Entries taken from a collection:
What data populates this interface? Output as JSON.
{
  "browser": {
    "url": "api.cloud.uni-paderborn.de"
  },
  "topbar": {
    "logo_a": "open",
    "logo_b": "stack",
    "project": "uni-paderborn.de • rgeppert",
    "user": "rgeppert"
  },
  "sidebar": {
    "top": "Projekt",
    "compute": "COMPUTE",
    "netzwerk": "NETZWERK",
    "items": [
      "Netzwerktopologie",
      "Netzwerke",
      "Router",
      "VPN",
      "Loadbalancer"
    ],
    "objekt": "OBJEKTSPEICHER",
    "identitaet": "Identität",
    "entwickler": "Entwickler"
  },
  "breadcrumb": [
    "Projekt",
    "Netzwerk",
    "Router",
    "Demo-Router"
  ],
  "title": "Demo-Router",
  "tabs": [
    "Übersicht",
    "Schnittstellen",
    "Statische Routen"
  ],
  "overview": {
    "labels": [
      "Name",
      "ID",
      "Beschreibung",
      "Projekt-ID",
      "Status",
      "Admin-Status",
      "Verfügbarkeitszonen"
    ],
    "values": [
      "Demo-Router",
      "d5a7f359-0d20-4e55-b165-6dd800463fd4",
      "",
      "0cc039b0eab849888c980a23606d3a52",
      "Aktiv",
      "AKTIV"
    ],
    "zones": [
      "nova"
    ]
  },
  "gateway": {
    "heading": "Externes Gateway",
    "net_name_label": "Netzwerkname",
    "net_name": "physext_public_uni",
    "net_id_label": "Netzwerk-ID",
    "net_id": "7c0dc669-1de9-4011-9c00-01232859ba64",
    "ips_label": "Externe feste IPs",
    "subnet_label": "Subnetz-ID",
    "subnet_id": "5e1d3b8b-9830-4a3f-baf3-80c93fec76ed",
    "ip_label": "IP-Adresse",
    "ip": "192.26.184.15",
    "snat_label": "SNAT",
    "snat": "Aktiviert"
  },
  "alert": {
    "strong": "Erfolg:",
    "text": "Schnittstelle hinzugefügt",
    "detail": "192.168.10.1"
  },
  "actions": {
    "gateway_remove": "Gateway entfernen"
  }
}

## GIVEN PROBLEM
Output the records exactly, including every line.

## THE RESULT
What data populates this interface? Output as JSON.
{
  "browser": {
    "url": "api.cloud.uni-paderborn.de"
  },
  "topbar": {
    "logo_a": "open",
    "logo_b": "stack",
    "project": "uni-paderborn.de • rgeppert",
    "user": "rgeppert"
  },
  "sidebar": {
    "top": "Projekt",
    "compute": "COMPUTE",
    "netzwerk": "NETZWERK",
    "items": [
      "Netzwerktopologie",
      "Netzwerke",
      "Router",
      "VPN",
      "Loadbalancer"
    ],
    "objekt": "OBJEKTSPEICHER",
    "identitaet": "Identität",
    "entwickler": "Entwickler"
  },
  "breadcrumb": [
    "Projekt",
    "Netzwerk",
    "Router",
    "Demo-Router"
  ],
  "title": "Demo-Router",
  "tabs": [
    "Übersicht",
    "Schnittstellen",
    "Statische Routen"
  ],
  "overview": {
    "labels": [
      "Name",
      "ID",
      "Beschreibung",
      "Projekt-ID",
      "Status",
      "Admin-Status",
      "Verfügbarkeitszonen"
    ],
    "values": [
      "Demo-Router",
      "d5a7f359-0d20-4e55-b165-6dd800463fd4",
      "",
      "0cc039b0eab849888c980a23606d3a52",
      "Aktiv",
      "AKTIV"
    ],
    "zones": [
      "nova"
    ]
  },
  "gateway": {
    "heading": "Externes Gateway",
    "net_name_label": "Netzwerkname",
    "net_name": "physext_public_uni",
    "net_id_label": "Netzwerk-ID",
    "net_id": "7c0dc669-1de9-4011-9c00-01232859ba64",
    "ips_label": "Externe feste IPs",
    "subnet_label": "Subnetz-ID",
    "subnet_id": "5e1d3b8b-9830-4a3f-baf3-80c93fec76ed",
    "ip_label": "IP-Adresse",
    "ip": "192.26.184.15",
    "snat_label": "SNAT",
    "snat": "Aktiviert"
  },
  "alert": {
    "strong": "Erfolg:",
    "text": "Schnittstelle hinzugefügt",
    "detail": "192.168.10.1"
  },
  "actions": {
    "gateway_remove": "Gateway entfernen"
  }
}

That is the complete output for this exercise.